__Selected passage__:
@zarthan had encouraged me to post the rule machine automations that I use for my thermostat in this thread, and I finally got around to it. Here are the rules that have worked pretty well for me.
I don't make use of a virtual thermostat, but use Private Booleans to make sure there are no rapid changes in set-points to prevent short-cycling.
My thermostat is not in a good location. While it is close to (and above) the return register, it does not accurately reflect the temperature in the living space. To get around this, I had used an ecobee3 with multiple room sensors for ~4.5 years until I switched to a z-wave thermostat about 2 months ago. I wanted to control the new thermostat based on temperature in living space, and dependent on mode.
Based on ecobee data, I knew that my average compressor run times were about 16-18 minutes, and I wanted to recapitulate that with the new setup to avoid short-cycling and over-humidity.
My rules require 4 global variables.
AvTemp: the average sensor temperature (set based on Away, Home or Sleep Hubitat modes)
Temp: desired temperature for the specified Hubitat mode and either heating or cooling thermostat modes
TempMin: temperature used to turn off heating or turn on cooling
TempMax: temperature used to turn on heating or turn off cooling
TempMax and TempMin are calculated from Temp (as +/- 2)
So far, I’ve only tested the rules extensively for heating. The heat pump compressor run times are about 18-22 minutes (data from Sense monitor).
For heating, the average temperature in home and sleep Hubitat modes is about 0.25-0.5F higher than the desired temperature for that mode (i.e. GV Temp).
Here are the rules:
Pause/resume rules based on the status of a virtual switch called “Thermostat Hold”. I use this when I have guests come over and need to change the temperature from whatever the current mode is set at. The temperature is set using Alexa and a virtual dimmer (see Rule 4). When “Thermostat Hold is turned off, Rule 3a/3b are run to return “Temp”, “TempMax”, and “TempMin” to the appropriate values for that mode.

__Explore the material__:
- 1) Answer these questions from the thermostat post:
(a) For roughly how long was an ecobee3 with multiple room sensors in use before the switch to a z-wave thermostat?
(b) How many global variables do the rules require?
(c) What is the name of the virtual switch whose status pauses and resumes the rules?
- 2) Print the part of the thermostat post that opens with the words containing "My thermostat is" and closes with "short-cycling and over-humidity.".
- 3) Carry on the thermostat post from where it stops.
You do not need the listing for any of this work.

__Records__:

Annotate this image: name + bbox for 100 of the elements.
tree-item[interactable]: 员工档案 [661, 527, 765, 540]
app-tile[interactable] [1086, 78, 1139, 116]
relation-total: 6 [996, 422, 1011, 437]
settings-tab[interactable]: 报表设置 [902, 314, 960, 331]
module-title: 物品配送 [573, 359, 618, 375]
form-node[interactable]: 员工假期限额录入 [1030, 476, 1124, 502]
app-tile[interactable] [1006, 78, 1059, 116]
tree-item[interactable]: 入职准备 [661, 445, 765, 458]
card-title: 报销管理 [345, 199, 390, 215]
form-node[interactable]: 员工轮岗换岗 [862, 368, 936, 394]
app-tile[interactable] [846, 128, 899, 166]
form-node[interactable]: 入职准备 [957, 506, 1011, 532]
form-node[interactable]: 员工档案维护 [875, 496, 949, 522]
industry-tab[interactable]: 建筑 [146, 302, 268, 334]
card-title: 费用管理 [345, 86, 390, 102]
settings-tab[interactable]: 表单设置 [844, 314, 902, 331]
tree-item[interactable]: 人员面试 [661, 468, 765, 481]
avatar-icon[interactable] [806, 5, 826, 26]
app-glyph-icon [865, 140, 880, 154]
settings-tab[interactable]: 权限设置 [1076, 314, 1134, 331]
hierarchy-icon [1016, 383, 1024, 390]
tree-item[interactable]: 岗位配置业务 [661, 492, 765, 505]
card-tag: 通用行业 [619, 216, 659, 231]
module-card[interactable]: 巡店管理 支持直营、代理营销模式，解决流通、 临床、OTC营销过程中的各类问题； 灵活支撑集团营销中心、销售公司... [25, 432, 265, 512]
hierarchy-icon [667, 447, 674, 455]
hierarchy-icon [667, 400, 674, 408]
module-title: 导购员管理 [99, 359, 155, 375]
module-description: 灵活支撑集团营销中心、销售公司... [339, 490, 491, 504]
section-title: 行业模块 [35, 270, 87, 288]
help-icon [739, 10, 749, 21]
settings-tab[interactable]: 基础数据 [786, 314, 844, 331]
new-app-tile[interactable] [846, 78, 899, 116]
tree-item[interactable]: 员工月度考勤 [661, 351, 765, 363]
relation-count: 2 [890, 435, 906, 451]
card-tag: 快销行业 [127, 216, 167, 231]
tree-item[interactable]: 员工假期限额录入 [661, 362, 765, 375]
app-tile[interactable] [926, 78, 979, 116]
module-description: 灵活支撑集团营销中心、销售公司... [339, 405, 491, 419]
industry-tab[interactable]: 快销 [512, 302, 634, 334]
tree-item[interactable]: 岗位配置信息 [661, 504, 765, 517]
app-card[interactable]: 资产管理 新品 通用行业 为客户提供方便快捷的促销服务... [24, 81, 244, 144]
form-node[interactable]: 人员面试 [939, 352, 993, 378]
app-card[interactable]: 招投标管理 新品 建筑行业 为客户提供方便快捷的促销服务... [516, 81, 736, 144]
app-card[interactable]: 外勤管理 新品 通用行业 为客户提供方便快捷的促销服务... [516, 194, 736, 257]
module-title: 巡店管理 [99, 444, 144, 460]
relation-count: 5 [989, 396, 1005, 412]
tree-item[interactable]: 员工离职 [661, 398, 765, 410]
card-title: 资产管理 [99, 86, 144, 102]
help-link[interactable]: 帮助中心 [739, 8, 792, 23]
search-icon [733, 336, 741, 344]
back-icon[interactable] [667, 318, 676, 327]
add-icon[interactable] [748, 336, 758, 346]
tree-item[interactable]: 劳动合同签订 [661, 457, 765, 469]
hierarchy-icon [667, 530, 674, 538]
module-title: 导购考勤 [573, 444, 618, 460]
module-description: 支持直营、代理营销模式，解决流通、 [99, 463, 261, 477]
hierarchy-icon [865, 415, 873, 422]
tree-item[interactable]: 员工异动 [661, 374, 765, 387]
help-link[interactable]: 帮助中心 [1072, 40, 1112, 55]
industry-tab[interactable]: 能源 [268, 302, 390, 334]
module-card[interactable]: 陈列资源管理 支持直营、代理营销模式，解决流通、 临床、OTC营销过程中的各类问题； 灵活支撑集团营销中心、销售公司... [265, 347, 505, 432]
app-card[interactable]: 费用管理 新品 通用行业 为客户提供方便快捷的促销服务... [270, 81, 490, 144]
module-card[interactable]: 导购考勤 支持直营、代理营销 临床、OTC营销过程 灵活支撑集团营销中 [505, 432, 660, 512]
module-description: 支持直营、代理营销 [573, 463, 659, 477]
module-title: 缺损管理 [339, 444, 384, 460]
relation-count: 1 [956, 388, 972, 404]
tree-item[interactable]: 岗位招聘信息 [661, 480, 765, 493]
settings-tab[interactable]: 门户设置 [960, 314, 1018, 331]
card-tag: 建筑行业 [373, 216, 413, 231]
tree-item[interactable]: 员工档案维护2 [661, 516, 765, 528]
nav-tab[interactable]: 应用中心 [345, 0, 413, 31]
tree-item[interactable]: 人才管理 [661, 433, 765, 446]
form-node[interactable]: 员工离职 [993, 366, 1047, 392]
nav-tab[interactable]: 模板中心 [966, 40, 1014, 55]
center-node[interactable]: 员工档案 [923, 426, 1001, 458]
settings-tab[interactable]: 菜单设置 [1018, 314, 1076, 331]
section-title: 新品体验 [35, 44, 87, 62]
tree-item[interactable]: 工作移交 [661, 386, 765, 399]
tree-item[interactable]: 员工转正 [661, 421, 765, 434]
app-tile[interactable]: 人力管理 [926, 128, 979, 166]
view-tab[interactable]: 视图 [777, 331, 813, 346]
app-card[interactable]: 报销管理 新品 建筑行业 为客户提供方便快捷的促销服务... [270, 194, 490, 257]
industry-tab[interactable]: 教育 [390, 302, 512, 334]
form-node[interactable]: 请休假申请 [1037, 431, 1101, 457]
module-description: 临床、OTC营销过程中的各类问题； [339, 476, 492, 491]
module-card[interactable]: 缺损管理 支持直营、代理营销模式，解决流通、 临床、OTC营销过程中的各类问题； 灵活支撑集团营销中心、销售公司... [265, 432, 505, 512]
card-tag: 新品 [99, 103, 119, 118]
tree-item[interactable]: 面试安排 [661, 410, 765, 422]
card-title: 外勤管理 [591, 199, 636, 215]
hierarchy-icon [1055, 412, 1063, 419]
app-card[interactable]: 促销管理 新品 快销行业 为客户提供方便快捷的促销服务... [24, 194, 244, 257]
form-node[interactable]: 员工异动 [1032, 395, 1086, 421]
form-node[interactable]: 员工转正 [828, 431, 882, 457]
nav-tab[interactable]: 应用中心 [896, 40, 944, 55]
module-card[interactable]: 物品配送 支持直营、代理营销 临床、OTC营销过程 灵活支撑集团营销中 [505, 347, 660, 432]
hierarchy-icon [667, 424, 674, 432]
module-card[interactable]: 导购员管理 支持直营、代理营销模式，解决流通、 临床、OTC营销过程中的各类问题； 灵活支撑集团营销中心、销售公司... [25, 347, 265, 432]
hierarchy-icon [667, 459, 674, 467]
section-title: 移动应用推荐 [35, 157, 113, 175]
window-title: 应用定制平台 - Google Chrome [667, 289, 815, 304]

__Task results__:
- 1)
(a) About 4.5 years.
(b) Four.
(c) "Thermostat Hold".

- 2)
My thermostat is not in a good location. While it is close to (and above) the return register, it does not accurately reflect the temperature in the living space. To get around this, I had used an ecobee3 with multiple room sensors for ~4.5 years until I switched to a z-wave thermostat about 2 months ago. I wanted to control the new thermostat based on temperature in living space, and dependent on mode.
Based on ecobee data, I knew that my average compressor run times were about 16-18 minutes, and I wanted to recapitulate that with the new setup to avoid short-cycling and over-humidity.

- 3)
This rule uses DarkSky temperature to set the thermostat into heat or cool mode. I use a private boolean to prevent rapid fluctuation in the setting.
Rules 3a and 3b:
When the mode changes, these two rules set the GV Temp, TempMin, and TempMax. To prevent short-cycling, these variables are set with a delay of 15 minutes if the thermostat is not in idle mode.
Alexa voice commands use this rule to set a local variable called Dimmer based on a virtual dimmer called “Virtual Dimmer - Thermostat Dimmer”. The LV Dimmer is used to set the GV Temp. There is a bound check on the LV Dimmer so that it is between 65-75F before setting the value of the GV Temp. “sms_payload” and “tts_payload” are just GV that I use to send notifications via SMS or TTS.
This rule sets the GV AvTemp when the calculated sensor averages change (on a per Hubitat mode basis).
Controls the thermostat in heat mode using TempMax to turn it on and TempMin to turn it off. I chose the values of TempMax and TempMin as “Temp +/- 2” based on values that work well to condition my house. The average temperature per Hubitat mode never gets below the setting of Temp, and the warmest it has gotten after a 20 minute run time is about 1.5-1.7 degrees above Temp.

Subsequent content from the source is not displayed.